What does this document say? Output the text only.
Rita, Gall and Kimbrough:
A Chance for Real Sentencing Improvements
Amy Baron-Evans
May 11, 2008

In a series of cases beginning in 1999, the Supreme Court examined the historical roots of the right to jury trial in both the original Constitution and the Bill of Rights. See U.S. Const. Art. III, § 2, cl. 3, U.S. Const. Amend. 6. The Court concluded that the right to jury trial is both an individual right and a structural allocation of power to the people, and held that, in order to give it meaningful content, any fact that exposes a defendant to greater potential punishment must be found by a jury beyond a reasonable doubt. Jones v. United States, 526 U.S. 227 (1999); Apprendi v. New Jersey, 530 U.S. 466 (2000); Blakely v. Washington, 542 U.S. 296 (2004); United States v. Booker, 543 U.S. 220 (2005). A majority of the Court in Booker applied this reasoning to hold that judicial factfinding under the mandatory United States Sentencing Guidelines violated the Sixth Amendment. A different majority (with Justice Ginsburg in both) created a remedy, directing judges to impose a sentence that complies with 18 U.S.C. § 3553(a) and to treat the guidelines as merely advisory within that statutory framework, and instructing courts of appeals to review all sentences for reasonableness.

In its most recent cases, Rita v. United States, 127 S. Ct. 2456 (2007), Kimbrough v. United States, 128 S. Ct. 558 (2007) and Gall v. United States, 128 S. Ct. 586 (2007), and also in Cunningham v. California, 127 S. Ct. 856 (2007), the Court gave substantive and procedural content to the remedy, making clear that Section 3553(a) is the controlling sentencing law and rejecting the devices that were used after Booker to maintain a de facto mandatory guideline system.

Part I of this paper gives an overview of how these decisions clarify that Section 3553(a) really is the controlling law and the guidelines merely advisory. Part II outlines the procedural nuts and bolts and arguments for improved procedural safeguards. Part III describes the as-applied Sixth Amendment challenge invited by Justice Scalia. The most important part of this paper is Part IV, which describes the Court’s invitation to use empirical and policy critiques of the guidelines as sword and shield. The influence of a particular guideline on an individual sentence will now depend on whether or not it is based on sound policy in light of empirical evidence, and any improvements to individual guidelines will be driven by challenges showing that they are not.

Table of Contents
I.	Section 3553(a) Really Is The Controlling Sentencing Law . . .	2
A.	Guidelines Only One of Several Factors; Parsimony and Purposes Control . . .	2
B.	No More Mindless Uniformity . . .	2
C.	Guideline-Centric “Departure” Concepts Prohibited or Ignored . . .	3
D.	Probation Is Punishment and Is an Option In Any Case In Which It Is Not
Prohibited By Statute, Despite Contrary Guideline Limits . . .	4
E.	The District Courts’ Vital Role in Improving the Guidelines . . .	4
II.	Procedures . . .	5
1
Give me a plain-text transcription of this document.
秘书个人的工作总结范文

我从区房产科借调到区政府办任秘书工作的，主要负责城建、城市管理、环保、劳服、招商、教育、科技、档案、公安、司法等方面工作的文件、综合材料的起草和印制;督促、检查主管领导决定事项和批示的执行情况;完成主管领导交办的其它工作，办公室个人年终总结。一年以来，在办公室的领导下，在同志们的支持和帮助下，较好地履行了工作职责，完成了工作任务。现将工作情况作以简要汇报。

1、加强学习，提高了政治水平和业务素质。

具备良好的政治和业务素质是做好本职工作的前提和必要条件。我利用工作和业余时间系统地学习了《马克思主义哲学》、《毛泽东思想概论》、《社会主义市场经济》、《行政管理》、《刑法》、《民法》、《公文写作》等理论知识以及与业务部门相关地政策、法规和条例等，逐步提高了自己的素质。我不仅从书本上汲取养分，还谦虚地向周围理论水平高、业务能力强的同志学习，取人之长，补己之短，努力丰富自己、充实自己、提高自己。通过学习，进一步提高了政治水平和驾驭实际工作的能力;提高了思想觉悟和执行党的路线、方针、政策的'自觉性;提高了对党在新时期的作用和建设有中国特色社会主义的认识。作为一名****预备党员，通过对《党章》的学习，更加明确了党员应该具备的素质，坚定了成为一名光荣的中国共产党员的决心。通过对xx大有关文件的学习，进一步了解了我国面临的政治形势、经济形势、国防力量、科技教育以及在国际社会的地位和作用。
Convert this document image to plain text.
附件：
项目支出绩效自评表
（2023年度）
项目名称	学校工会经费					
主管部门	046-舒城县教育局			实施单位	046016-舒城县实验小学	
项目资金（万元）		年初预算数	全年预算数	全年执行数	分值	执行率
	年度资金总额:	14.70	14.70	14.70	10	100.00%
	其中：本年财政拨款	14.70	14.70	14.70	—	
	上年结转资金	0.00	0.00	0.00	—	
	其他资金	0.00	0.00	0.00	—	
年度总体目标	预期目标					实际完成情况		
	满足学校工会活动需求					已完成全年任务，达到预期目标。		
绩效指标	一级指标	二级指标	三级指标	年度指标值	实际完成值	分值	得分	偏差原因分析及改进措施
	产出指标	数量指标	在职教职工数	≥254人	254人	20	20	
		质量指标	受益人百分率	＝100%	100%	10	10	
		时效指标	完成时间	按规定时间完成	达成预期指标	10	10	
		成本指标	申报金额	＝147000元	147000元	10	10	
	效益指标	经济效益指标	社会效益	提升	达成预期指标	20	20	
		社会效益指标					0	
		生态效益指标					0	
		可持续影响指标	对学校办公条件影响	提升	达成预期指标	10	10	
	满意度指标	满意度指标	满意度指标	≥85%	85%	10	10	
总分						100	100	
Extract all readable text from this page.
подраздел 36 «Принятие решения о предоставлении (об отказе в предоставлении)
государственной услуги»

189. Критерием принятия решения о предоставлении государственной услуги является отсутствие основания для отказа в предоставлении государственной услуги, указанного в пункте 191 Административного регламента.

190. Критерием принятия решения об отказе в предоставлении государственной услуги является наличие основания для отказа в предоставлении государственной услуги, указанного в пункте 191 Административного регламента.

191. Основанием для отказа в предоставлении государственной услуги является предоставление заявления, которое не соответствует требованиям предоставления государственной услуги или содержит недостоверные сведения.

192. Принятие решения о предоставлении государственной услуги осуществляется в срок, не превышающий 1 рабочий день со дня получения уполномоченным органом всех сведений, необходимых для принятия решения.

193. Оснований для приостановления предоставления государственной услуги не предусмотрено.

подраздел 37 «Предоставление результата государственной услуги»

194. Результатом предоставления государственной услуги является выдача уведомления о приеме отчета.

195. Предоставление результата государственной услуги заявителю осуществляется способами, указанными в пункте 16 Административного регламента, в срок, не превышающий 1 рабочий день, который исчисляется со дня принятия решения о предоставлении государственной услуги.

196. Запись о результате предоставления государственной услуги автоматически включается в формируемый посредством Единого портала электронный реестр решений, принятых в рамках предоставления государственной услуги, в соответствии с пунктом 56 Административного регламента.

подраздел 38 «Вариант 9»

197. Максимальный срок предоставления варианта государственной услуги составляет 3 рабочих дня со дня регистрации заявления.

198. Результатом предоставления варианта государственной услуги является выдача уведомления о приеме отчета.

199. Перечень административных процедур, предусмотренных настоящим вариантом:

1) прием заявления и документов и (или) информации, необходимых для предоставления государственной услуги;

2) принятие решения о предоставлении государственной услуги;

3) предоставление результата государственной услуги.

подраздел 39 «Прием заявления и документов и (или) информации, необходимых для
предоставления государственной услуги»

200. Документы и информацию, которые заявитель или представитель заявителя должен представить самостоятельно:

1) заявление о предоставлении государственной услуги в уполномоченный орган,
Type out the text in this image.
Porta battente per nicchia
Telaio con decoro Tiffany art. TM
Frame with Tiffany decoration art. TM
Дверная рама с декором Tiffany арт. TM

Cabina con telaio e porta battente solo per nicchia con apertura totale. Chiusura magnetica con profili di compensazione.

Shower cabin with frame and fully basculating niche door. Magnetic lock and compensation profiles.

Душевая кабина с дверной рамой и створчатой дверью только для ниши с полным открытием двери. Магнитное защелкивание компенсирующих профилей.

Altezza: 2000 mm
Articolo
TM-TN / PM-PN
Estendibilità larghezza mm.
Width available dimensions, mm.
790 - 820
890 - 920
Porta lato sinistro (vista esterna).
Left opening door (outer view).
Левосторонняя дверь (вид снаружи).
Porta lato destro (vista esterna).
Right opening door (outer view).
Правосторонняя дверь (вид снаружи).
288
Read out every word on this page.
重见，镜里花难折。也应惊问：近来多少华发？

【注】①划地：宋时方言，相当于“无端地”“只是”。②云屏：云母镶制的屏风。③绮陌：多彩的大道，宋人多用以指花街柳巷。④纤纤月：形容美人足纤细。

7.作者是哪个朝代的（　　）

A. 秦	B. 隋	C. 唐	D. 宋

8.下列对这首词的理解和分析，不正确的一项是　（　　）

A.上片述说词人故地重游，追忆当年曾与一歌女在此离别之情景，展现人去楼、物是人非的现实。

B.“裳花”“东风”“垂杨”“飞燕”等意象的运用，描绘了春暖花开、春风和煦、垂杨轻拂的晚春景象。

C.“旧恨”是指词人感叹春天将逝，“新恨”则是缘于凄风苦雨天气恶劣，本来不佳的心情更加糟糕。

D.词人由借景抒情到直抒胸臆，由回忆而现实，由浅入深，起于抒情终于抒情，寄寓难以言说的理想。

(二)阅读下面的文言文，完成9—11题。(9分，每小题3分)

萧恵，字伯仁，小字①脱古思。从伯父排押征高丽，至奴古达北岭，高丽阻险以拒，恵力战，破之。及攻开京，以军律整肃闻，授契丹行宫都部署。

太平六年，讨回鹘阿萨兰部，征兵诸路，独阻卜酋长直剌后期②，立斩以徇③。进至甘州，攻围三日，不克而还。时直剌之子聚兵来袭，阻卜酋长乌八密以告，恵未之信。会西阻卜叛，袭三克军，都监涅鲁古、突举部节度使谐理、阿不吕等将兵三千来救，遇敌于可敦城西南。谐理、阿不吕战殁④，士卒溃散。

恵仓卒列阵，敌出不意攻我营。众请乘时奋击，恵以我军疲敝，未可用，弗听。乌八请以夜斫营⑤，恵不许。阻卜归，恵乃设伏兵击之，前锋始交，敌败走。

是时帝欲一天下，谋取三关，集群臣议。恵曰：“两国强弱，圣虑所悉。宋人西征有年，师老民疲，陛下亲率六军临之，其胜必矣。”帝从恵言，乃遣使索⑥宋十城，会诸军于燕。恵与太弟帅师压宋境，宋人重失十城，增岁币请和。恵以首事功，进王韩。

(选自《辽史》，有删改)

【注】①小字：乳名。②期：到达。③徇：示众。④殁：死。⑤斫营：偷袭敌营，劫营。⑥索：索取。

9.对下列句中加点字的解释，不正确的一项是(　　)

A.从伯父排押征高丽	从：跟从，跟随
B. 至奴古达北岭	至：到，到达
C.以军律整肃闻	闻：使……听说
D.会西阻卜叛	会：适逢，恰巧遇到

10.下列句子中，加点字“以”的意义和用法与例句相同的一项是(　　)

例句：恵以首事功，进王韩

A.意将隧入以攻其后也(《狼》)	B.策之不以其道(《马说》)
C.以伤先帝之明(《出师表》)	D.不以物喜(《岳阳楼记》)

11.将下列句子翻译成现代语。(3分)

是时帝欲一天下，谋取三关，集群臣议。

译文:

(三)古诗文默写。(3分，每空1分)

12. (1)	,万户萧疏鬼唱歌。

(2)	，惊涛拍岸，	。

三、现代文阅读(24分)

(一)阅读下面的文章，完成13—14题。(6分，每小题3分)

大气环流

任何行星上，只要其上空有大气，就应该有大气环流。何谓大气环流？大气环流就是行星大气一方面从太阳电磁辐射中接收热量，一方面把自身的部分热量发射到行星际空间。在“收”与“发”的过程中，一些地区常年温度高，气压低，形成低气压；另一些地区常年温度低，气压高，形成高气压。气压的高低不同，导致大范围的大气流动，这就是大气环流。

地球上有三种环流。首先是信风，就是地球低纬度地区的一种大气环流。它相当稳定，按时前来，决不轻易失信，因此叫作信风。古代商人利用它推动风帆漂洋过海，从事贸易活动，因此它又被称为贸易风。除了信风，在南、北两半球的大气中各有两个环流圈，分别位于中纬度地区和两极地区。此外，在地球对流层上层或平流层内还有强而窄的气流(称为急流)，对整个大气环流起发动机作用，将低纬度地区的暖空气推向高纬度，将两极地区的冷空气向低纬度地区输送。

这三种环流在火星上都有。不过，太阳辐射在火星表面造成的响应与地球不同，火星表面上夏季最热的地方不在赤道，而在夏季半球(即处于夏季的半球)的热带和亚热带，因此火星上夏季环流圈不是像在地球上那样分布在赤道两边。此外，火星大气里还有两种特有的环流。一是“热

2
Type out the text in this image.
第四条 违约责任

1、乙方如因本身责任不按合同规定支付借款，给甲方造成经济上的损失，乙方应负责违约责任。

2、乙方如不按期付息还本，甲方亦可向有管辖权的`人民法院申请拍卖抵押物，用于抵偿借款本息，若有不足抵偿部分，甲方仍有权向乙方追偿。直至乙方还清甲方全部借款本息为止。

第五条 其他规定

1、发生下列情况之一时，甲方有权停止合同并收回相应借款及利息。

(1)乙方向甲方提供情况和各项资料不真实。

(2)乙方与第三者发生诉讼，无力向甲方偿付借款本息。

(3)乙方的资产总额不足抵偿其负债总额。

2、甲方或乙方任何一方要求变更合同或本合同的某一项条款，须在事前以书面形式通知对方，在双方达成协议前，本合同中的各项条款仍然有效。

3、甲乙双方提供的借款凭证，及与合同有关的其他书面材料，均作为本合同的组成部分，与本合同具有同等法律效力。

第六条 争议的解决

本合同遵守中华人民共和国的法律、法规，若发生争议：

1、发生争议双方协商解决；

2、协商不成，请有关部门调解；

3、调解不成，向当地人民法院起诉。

---------------

§ WHAT YOU HAVE TO DO
Show all lines from the listing above in which "выдача" appears.

§ ANSWER TO THIS PROBLEM
194. Результатом предоставления государственной услуги является выдача уведомления о приеме отчета.
198. Результатом предоставления варианта государственной услуги является выдача уведомления о приеме отчета.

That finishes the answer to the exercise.